Your goal:
Counting only lines that hold "貝賽地下室", give the total and nothing more.

Collection entries
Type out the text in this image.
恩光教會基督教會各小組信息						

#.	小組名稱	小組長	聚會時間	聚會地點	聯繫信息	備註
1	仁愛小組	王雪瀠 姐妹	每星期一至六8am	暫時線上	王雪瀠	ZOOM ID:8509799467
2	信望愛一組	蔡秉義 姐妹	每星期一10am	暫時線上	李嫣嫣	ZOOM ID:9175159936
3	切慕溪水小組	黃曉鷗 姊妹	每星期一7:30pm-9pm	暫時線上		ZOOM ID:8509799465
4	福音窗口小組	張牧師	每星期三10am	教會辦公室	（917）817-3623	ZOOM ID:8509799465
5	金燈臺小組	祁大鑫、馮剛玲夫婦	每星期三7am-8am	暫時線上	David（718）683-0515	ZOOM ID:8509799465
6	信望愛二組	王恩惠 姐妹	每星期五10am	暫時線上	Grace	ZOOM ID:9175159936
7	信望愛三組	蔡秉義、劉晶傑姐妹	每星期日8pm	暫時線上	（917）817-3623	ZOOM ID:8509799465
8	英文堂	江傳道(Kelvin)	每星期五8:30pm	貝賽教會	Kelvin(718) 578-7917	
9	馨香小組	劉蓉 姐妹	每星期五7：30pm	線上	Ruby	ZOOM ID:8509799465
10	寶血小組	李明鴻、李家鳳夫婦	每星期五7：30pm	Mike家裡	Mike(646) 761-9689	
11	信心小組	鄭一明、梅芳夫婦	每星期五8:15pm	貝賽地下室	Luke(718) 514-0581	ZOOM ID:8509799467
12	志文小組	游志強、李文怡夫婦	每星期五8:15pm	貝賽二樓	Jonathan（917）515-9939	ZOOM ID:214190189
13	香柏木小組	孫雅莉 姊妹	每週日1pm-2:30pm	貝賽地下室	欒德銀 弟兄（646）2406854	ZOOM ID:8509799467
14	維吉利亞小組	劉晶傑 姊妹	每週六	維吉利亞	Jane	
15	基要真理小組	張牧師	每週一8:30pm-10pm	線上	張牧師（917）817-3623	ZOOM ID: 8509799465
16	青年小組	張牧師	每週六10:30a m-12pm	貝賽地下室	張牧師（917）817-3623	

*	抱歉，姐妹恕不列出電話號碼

Solved problem:
3